_Work to do_
Update the listing below by replacing "bounding box" with "box coordinates" and leaving everything else unchanged. Omit the picture from your answer.
⟨
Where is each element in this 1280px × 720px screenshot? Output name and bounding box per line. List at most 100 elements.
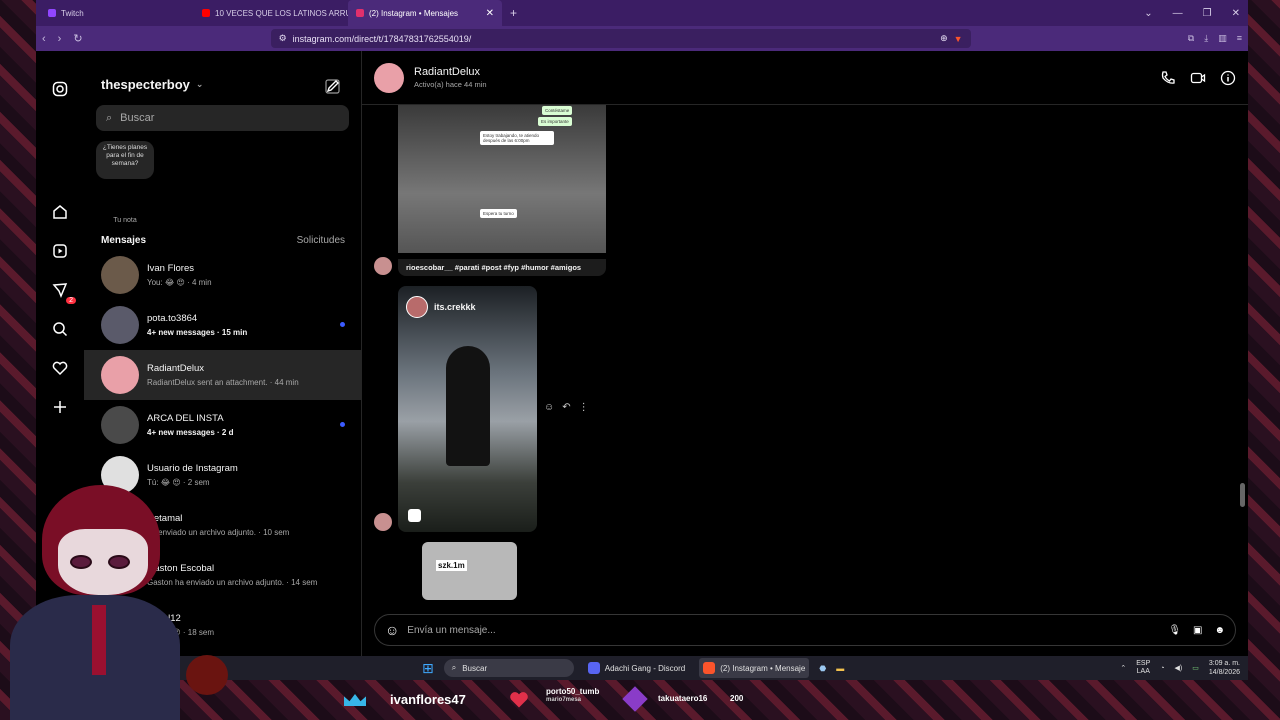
contact-name[interactable]: RadiantDelux	[414, 66, 487, 78]
tab-youtube[interactable]: 10 VECES QUE LOS LATINOS ARRUIN	[194, 0, 348, 26]
extensions-icon[interactable]: ⧉	[1188, 33, 1194, 44]
shared-post-image[interactable]: Contéstame Es importante Estoy trabajand…	[398, 105, 606, 253]
emoji-icon[interactable]: ☺	[385, 622, 399, 638]
messages-icon[interactable]: 2	[50, 280, 76, 304]
new-tab-button[interactable]: +	[502, 6, 525, 20]
unread-dot	[340, 322, 345, 327]
vtuber-avatar	[0, 485, 200, 720]
shield-icon[interactable]: ▼	[954, 34, 963, 44]
chevron-up-icon[interactable]: ⌃	[1120, 664, 1126, 672]
home-icon[interactable]	[50, 202, 70, 222]
tab-twitch[interactable]: Twitch	[40, 0, 194, 26]
language-indicator[interactable]: ESP LAA	[1136, 660, 1150, 677]
reel-author-name: its.crekkk	[434, 302, 476, 312]
thread-panel: RadiantDelux Activo(a) hace 44 min Conté…	[362, 51, 1248, 656]
gem-icon	[622, 686, 648, 712]
wifi-icon[interactable]: ◔	[1160, 665, 1164, 672]
taskbar-app-discord[interactable]: Adachi Gang - Discord	[584, 658, 689, 678]
chevron-down-icon: ⌄	[195, 79, 204, 89]
scrollbar-thumb[interactable]	[1240, 483, 1245, 507]
note[interactable]: ¿Tienes planes para el fin de semana? Tu…	[96, 141, 154, 224]
windows-start-icon[interactable]: ⊞	[422, 660, 434, 677]
url-text: instagram.com/direct/t/17847831762554019…	[292, 33, 472, 44]
compose-icon[interactable]	[325, 78, 341, 99]
avatar-tie	[92, 605, 106, 675]
download-icon[interactable]: ⤓	[1204, 33, 1208, 44]
zoom-icon[interactable]: ⊕	[940, 33, 948, 44]
messages-title: Mensajes	[101, 235, 147, 246]
taskbar-search[interactable]: ⌕ Buscar	[443, 659, 574, 677]
search-icon: ⌕	[451, 663, 457, 672]
close-window-button[interactable]: ✕	[1232, 8, 1240, 19]
chevron-down-icon[interactable]: ⌄	[1144, 8, 1152, 19]
sticker-icon[interactable]: ☻	[1214, 625, 1225, 636]
search-icon[interactable]	[50, 319, 70, 339]
scrollbar[interactable]	[1240, 105, 1245, 600]
top-supporter-name: porto50_tumb	[546, 687, 600, 696]
minimize-button[interactable]: —	[1173, 8, 1183, 19]
wa-bubble: Estoy trabajando, te atiendo después de …	[480, 131, 554, 145]
discord-icon	[587, 662, 600, 674]
tab-instagram[interactable]: (2) Instagram • Mensajes ✕	[348, 0, 502, 26]
conversation-row[interactable]: ARCA DEL INSTA 4+ new messages · 2 d	[84, 400, 361, 450]
tab-label: Twitch	[61, 8, 84, 18]
conversation-row[interactable]: RadiantDelux RadiantDelux sent an attachm…	[84, 350, 361, 400]
create-icon[interactable]	[50, 397, 70, 417]
video-call-icon[interactable]	[1190, 70, 1206, 86]
requests-link[interactable]: Solicitudes	[297, 235, 345, 246]
more-icon[interactable]: ⋮	[579, 402, 589, 413]
note-label: Tu nota	[113, 217, 137, 224]
search-input[interactable]: ⌕ Buscar	[96, 105, 349, 131]
taskbar-search-label: Buscar	[462, 663, 488, 673]
reload-icon[interactable]: ↻	[73, 32, 82, 45]
battery-icon[interactable]: ▭	[1192, 664, 1199, 672]
composer-placeholder: Envía un mensaje...	[407, 624, 496, 636]
maximize-button[interactable]: ❐	[1203, 8, 1212, 19]
composer-actions: 🎙 ▣ ☻	[1168, 625, 1225, 636]
instagram-logo-icon[interactable]	[50, 79, 70, 99]
wa-bubble: Es importante	[538, 117, 572, 126]
reels-icon[interactable]	[50, 241, 70, 261]
window-controls: ⌄ — ❐ ✕	[1144, 8, 1248, 19]
account-switcher[interactable]: thespecterboy ⌄	[84, 51, 361, 92]
shared-reel[interactable]: its.crekkk	[398, 286, 537, 532]
reply-icon[interactable]: ↶	[562, 402, 570, 413]
message-input[interactable]: ☺ Envía un mensaje... 🎙 ▣ ☻	[374, 614, 1236, 646]
menu-icon[interactable]: ≡	[1237, 33, 1242, 44]
conversation-name: Ivan Flores	[147, 263, 194, 274]
reel-thumbnail-figure	[446, 346, 490, 466]
conversation-row[interactable]: Ivan Flores You: 😂 😍 · 4 min	[84, 250, 361, 300]
shared-reel[interactable]: szk.1m	[422, 542, 517, 600]
latest-sub: takuataero16	[658, 694, 708, 703]
avatar[interactable]	[374, 513, 392, 531]
image-icon[interactable]: ▣	[1193, 625, 1202, 636]
emoji-react-icon[interactable]: ☺	[544, 402, 554, 413]
microphone-icon[interactable]: 🎙	[1168, 625, 1181, 636]
steam-icon[interactable]: ⬣	[819, 664, 826, 673]
info-icon[interactable]	[1220, 70, 1236, 86]
phone-icon[interactable]	[1160, 70, 1176, 86]
twitch-icon	[48, 9, 56, 17]
forward-icon[interactable]: ›	[58, 33, 62, 45]
folder-icon[interactable]: ▬	[836, 664, 844, 673]
sidebar-icon[interactable]: ▥	[1218, 33, 1227, 44]
clock[interactable]: 3:09 a. m. 14/8/2026	[1209, 659, 1240, 677]
avatar[interactable]	[374, 62, 404, 93]
post-caption[interactable]: rioescobar__ #parati #post #fyp #humor #…	[398, 259, 606, 276]
heart-icon[interactable]	[50, 358, 70, 378]
address-bar[interactable]: ⚙ instagram.com/direct/t/178478317625540…	[270, 29, 971, 48]
site-settings-icon[interactable]: ⚙	[279, 33, 287, 44]
conversation-row[interactable]: pota.to3864 4+ new messages · 15 min	[84, 300, 361, 350]
close-tab-icon[interactable]: ✕	[486, 8, 494, 19]
reel-author: its.crekkk	[406, 296, 476, 318]
back-icon[interactable]: ‹	[42, 33, 46, 45]
taskbar-app-brave[interactable]: (2) Instagram • Mensaje	[699, 658, 810, 678]
volume-icon[interactable]: ◀)	[1175, 664, 1183, 672]
conversation-name: RadiantDelux	[147, 363, 205, 374]
conversation-preview: 4+ new messages · 15 min	[147, 328, 248, 337]
avatar[interactable]	[374, 257, 392, 275]
stream-stage: Twitch 10 VECES QUE LOS LATINOS ARRUIN (…	[0, 0, 1280, 720]
conversation-name: pota.to3864	[147, 313, 198, 324]
top-supporter-name-2: mario7mesa	[546, 696, 582, 703]
streamer-name: ivanflores47	[390, 692, 466, 707]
⟩
_Result of the task_
Where is each element in this 1280px × 720px screenshot? Output name and box coordinates per line. List at most 100 elements.
contact-name[interactable]: RadiantDelux	[414, 66, 487, 78]
tab-youtube[interactable]: 10 VECES QUE LOS LATINOS ARRUIN	[194, 0, 348, 26]
extensions-icon[interactable]: ⧉	[1188, 33, 1194, 44]
shared-post-image[interactable]: Contéstame Es importante Estoy trabajand…	[398, 105, 606, 253]
emoji-icon[interactable]: ☺	[385, 622, 399, 638]
messages-icon[interactable]: 2	[50, 280, 76, 304]
new-tab-button[interactable]: +	[502, 6, 525, 20]
unread-dot	[340, 322, 345, 327]
vtuber-avatar	[0, 485, 200, 720]
shield-icon[interactable]: ▼	[954, 34, 963, 44]
chevron-up-icon[interactable]: ⌃	[1120, 664, 1126, 672]
home-icon[interactable]	[50, 202, 70, 222]
tab-twitch[interactable]: Twitch	[40, 0, 194, 26]
language-indicator[interactable]: ESP LAA	[1136, 660, 1150, 677]
reel-author-name: its.crekkk	[434, 302, 476, 312]
thread-panel: RadiantDelux Activo(a) hace 44 min Conté…	[362, 51, 1248, 656]
gem-icon	[622, 686, 648, 712]
wifi-icon[interactable]: ◔	[1160, 665, 1164, 672]
taskbar-app-discord[interactable]: Adachi Gang - Discord	[584, 658, 689, 678]
chevron-down-icon: ⌄	[195, 79, 204, 89]
scrollbar-thumb[interactable]	[1240, 483, 1245, 507]
note[interactable]: ¿Tienes planes para el fin de semana? Tu…	[96, 141, 154, 224]
windows-start-icon[interactable]: ⊞	[422, 660, 434, 677]
url-text: instagram.com/direct/t/17847831762554019…	[292, 33, 472, 44]
compose-icon[interactable]	[325, 78, 341, 99]
avatar-tie	[92, 605, 106, 675]
download-icon[interactable]: ⤓	[1204, 33, 1208, 44]
zoom-icon[interactable]: ⊕	[940, 33, 948, 44]
messages-title: Mensajes	[101, 235, 147, 246]
taskbar-search[interactable]: ⌕ Buscar	[443, 659, 574, 677]
search-icon: ⌕	[451, 663, 457, 672]
close-window-button[interactable]: ✕	[1232, 8, 1240, 19]
chevron-down-icon[interactable]: ⌄	[1144, 8, 1152, 19]
sticker-icon[interactable]: ☻	[1214, 625, 1225, 636]
search-icon[interactable]	[50, 319, 70, 339]
scrollbar[interactable]	[1240, 105, 1245, 600]
top-supporter-name: porto50_tumb	[546, 687, 600, 696]
minimize-button[interactable]: —	[1173, 8, 1183, 19]
wa-bubble: Estoy trabajando, te atiendo después de …	[480, 131, 554, 145]
discord-icon	[587, 662, 600, 674]
tab-instagram[interactable]: (2) Instagram • Mensajes ✕	[348, 0, 502, 26]
conversation-row[interactable]: ARCA DEL INSTA 4+ new messages · 2 d	[84, 400, 361, 450]
tab-label: Twitch	[61, 8, 84, 18]
conversation-row[interactable]: RadiantDelux RadiantDelux sent an attachm…	[84, 350, 361, 400]
create-icon[interactable]	[50, 397, 70, 417]
video-call-icon[interactable]	[1190, 70, 1206, 86]
requests-link[interactable]: Solicitudes	[297, 235, 345, 246]
more-icon[interactable]: ⋮	[579, 402, 589, 413]
note-label: Tu nota	[113, 217, 137, 224]
search-input[interactable]: ⌕ Buscar	[96, 105, 349, 131]
taskbar-search-label: Buscar	[462, 663, 488, 673]
reload-icon[interactable]: ↻	[73, 32, 82, 45]
battery-icon[interactable]: ▭	[1192, 664, 1199, 672]
composer-placeholder: Envía un mensaje...	[407, 624, 496, 636]
maximize-button[interactable]: ❐	[1203, 8, 1212, 19]
composer-actions: 🎙 ▣ ☻	[1168, 625, 1225, 636]
instagram-logo-icon[interactable]	[50, 79, 70, 99]
wa-bubble: Es importante	[538, 117, 572, 126]
reels-icon[interactable]	[50, 241, 70, 261]
window-controls: ⌄ — ❐ ✕	[1144, 8, 1248, 19]
account-switcher[interactable]: thespecterboy ⌄	[84, 51, 361, 92]
shared-reel[interactable]: its.crekkk	[398, 286, 537, 532]
reply-icon[interactable]: ↶	[562, 402, 570, 413]
message-input[interactable]: ☺ Envía un mensaje... 🎙 ▣ ☻	[374, 614, 1236, 646]
menu-icon[interactable]: ≡	[1237, 33, 1242, 44]
conversation-name: Ivan Flores	[147, 263, 194, 274]
reel-thumbnail-figure	[446, 346, 490, 466]
conversation-row[interactable]: Ivan Flores You: 😂 😍 · 4 min	[84, 250, 361, 300]
shared-reel[interactable]: szk.1m	[422, 542, 517, 600]
latest-sub: takuataero16	[658, 694, 708, 703]
avatar[interactable]	[374, 513, 392, 531]
image-icon[interactable]: ▣	[1193, 625, 1202, 636]
emoji-react-icon[interactable]: ☺	[544, 402, 554, 413]
microphone-icon[interactable]: 🎙	[1168, 625, 1181, 636]
steam-icon[interactable]: ⬣	[819, 664, 826, 673]
info-icon[interactable]	[1220, 70, 1236, 86]
phone-icon[interactable]	[1160, 70, 1176, 86]
twitch-icon	[48, 9, 56, 17]
forward-icon[interactable]: ›	[58, 33, 62, 45]
folder-icon[interactable]: ▬	[836, 664, 844, 673]
sidebar-icon[interactable]: ▥	[1218, 33, 1227, 44]
clock[interactable]: 3:09 a. m. 14/8/2026	[1209, 659, 1240, 677]
avatar[interactable]	[374, 62, 404, 93]
post-caption[interactable]: rioescobar__ #parati #post #fyp #humor #…	[398, 259, 606, 276]
heart-icon[interactable]	[50, 358, 70, 378]
address-bar[interactable]: ⚙ instagram.com/direct/t/178478317625540…	[270, 29, 971, 48]
site-settings-icon[interactable]: ⚙	[279, 33, 287, 44]
conversation-row[interactable]: pota.to3864 4+ new messages · 15 min	[84, 300, 361, 350]
close-tab-icon[interactable]: ✕	[486, 8, 494, 19]
reel-author: its.crekkk	[406, 296, 476, 318]
back-icon[interactable]: ‹	[42, 33, 46, 45]
taskbar-app-brave[interactable]: (2) Instagram • Mensaje	[699, 658, 810, 678]
volume-icon[interactable]: ◀)	[1175, 664, 1183, 672]
conversation-name: RadiantDelux	[147, 363, 205, 374]
conversation-preview: 4+ new messages · 15 min	[147, 328, 248, 337]
avatar[interactable]	[374, 257, 392, 275]
stream-stage: Twitch 10 VECES QUE LOS LATINOS ARRUIN (…	[0, 0, 1280, 720]
conversation-name: pota.to3864	[147, 313, 198, 324]
top-supporter-name-2: mario7mesa	[546, 696, 582, 703]
streamer-name: ivanflores47	[390, 692, 466, 707]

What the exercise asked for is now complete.